Exercise requirements: List each line holding the string "iniettiva".

Data excerpts
=====

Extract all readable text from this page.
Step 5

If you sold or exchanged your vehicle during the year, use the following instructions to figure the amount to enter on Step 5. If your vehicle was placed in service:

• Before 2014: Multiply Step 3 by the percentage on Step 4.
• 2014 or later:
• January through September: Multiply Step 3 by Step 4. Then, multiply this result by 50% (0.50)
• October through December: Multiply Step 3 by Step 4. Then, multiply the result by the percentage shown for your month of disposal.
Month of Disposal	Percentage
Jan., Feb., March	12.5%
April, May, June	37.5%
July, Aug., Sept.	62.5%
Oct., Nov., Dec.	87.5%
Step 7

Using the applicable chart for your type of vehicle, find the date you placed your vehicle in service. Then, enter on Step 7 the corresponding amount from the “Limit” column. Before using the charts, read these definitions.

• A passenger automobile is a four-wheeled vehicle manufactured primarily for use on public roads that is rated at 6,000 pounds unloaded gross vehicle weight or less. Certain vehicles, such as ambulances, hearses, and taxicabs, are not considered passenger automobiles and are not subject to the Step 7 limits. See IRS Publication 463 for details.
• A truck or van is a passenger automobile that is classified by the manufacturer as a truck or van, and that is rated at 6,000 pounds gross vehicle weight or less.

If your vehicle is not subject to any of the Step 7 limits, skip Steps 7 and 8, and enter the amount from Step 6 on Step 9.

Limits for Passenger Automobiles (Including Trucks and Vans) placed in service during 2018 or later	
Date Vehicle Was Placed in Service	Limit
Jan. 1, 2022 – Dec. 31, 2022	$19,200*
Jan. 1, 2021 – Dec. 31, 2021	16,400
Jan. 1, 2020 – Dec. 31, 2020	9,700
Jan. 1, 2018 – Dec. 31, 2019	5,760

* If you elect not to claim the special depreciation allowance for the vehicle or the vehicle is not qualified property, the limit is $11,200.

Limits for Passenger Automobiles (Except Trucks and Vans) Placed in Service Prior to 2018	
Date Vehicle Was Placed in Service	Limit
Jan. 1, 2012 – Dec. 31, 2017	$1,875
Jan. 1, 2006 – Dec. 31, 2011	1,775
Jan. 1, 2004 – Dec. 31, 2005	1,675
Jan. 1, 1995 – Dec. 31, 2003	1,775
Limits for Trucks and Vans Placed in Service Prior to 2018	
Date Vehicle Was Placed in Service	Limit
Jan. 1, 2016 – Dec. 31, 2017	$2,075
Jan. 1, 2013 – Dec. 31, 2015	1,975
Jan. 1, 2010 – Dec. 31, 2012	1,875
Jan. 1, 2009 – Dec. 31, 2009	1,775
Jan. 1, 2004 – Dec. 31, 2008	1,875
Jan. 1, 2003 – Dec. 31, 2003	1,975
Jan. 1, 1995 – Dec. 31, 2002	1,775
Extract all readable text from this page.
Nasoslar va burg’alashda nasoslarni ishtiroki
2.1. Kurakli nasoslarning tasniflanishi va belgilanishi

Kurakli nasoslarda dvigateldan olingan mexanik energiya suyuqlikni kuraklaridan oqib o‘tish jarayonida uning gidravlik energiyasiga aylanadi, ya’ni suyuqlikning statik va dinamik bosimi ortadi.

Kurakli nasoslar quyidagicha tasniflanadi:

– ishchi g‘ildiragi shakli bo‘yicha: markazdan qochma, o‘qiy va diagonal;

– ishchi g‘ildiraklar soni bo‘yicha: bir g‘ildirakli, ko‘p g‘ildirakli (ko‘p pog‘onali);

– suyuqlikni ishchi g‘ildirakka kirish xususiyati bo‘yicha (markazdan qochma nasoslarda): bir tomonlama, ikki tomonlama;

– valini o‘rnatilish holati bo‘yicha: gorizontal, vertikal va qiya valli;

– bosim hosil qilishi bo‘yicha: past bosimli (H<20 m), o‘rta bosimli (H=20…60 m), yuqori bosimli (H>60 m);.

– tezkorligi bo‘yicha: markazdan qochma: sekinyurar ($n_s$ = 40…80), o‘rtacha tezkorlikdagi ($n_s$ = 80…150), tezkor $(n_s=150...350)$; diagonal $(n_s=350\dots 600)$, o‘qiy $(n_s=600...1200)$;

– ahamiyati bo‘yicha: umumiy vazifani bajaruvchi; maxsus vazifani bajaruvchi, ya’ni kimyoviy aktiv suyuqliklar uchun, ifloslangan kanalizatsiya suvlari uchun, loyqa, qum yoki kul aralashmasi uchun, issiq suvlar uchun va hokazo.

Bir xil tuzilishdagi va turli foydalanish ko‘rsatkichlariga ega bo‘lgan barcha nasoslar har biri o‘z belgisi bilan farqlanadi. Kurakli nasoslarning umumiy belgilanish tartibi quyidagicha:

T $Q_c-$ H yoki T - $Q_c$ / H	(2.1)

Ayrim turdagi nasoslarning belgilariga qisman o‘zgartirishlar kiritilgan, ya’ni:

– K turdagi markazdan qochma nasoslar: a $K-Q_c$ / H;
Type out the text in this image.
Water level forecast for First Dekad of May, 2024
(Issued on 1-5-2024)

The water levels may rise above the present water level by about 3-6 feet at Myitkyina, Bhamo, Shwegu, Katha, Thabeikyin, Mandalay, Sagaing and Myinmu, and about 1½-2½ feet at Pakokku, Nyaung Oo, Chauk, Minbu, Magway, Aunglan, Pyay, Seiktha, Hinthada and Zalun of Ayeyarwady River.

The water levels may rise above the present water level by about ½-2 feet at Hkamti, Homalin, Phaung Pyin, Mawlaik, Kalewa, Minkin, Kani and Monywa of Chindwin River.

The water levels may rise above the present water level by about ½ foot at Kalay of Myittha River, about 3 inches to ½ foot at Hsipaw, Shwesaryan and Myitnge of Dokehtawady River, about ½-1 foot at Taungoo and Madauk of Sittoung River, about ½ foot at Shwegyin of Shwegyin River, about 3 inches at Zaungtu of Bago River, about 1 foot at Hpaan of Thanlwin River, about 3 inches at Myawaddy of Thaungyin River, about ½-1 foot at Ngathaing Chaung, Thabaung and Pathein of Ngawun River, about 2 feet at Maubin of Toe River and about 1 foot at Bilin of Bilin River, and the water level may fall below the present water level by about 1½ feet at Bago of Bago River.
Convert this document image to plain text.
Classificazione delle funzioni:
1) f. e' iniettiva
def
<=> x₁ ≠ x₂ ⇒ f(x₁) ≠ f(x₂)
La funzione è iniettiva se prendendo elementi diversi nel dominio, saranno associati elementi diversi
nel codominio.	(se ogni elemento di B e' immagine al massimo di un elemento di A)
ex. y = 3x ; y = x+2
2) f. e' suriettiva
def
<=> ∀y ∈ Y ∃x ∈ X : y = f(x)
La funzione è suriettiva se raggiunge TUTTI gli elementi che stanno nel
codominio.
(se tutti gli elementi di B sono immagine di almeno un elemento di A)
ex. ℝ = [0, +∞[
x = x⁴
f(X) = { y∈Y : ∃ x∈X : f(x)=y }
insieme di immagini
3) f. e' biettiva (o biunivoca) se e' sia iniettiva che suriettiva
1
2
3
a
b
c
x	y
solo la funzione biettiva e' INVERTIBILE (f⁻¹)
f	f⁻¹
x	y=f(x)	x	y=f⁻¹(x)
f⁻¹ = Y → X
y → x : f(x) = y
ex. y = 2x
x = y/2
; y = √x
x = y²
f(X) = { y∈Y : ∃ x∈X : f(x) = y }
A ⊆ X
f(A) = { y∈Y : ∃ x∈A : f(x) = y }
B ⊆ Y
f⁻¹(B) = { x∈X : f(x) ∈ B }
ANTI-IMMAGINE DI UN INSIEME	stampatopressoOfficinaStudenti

=====

Response to this exercise:
1) f. e' iniettiva
La funzione è iniettiva se prendendo elementi diversi nel dominio, saranno associati elementi diversi
3) f. e' biettiva (o biunivoca) se e' sia iniettiva che suriettiva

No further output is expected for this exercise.